** START Provided information **
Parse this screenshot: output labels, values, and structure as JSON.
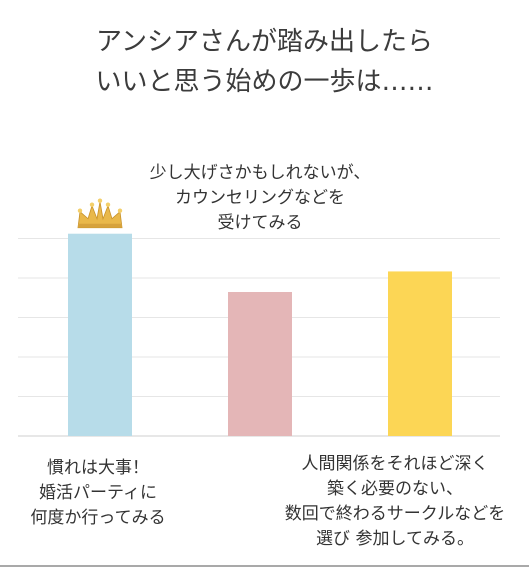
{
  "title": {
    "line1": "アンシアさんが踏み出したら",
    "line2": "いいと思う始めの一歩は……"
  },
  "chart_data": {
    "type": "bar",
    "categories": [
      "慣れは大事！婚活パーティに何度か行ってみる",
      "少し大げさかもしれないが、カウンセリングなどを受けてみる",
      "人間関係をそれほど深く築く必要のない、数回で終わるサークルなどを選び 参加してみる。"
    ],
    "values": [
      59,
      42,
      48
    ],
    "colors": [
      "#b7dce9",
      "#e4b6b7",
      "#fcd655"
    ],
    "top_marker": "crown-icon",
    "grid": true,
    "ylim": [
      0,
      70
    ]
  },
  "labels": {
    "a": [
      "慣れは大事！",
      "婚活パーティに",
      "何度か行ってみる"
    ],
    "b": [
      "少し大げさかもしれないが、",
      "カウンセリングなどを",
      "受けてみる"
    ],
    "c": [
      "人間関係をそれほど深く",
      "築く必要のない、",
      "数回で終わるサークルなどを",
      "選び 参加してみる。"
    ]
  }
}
** END Provided information **
> [Exercise objective] Find the word "values" in the data and show each line that holds it.

> [Answer]
Parse this screenshot: output labels, values, and structure as JSON.
    "values": [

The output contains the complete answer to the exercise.